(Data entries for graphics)

_ _ _ _

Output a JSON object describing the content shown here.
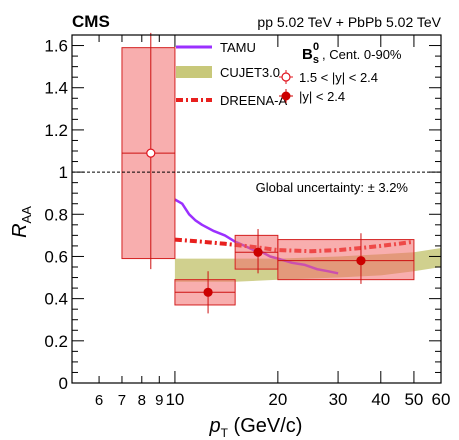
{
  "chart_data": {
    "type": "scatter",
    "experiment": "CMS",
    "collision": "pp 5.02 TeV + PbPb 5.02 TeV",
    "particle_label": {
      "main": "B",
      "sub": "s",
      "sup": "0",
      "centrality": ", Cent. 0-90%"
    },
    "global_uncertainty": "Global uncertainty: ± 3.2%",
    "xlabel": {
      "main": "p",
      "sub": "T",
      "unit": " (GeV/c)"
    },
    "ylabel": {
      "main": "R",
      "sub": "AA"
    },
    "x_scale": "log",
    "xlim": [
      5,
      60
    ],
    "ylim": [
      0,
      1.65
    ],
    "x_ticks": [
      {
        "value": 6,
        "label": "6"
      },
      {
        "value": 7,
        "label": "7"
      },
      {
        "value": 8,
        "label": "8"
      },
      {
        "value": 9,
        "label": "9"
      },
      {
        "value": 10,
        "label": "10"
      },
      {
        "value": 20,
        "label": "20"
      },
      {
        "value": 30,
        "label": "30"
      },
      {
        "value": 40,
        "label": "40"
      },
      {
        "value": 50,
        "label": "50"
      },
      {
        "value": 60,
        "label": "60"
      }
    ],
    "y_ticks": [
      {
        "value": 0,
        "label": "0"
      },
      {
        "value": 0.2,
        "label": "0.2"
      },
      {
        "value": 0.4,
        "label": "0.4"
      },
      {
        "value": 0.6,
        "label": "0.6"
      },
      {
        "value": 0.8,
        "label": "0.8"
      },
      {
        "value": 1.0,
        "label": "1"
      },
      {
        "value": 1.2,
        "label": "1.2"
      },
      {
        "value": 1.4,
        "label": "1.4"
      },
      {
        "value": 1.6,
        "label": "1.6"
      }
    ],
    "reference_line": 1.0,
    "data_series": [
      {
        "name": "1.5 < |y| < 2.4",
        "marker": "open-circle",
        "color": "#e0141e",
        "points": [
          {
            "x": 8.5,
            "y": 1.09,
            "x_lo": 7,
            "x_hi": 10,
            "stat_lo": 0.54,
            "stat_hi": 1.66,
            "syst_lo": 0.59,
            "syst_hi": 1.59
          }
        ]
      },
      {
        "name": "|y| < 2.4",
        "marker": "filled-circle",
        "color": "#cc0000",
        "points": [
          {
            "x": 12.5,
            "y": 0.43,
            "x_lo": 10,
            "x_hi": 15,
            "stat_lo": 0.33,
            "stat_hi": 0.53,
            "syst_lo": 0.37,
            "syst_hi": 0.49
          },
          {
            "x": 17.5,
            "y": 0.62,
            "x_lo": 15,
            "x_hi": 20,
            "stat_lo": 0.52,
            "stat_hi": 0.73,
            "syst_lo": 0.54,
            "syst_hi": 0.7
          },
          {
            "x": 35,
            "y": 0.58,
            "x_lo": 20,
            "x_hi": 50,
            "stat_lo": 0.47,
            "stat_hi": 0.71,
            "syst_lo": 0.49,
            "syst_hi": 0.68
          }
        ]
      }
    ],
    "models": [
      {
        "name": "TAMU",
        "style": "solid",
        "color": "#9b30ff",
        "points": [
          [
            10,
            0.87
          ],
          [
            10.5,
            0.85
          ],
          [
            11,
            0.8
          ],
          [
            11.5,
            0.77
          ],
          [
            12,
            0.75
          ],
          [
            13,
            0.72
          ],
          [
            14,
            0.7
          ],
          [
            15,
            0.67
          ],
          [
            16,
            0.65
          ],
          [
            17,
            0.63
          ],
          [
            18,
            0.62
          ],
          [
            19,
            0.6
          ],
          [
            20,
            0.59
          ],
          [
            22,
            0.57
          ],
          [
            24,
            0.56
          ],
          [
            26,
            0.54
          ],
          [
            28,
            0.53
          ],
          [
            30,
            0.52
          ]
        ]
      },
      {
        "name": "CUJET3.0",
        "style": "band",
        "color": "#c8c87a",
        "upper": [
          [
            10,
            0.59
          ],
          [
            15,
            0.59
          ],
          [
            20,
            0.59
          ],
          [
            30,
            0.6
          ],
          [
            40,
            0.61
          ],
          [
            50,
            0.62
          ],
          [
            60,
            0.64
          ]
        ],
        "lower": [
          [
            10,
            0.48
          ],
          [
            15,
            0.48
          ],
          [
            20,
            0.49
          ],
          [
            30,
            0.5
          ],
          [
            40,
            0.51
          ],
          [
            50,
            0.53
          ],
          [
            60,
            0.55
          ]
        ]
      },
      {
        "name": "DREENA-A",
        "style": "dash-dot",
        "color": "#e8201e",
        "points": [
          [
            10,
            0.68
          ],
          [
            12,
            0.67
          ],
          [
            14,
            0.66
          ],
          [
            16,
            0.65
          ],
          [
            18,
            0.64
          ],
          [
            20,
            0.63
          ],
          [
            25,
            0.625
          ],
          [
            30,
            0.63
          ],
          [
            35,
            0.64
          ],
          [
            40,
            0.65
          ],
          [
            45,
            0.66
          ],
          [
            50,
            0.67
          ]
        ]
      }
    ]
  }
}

_ _ _ _

> DIRECTION:
Exactly how many lines of the material contain the word "color"? Write the number alone.

> EXERCISE RESULT:
5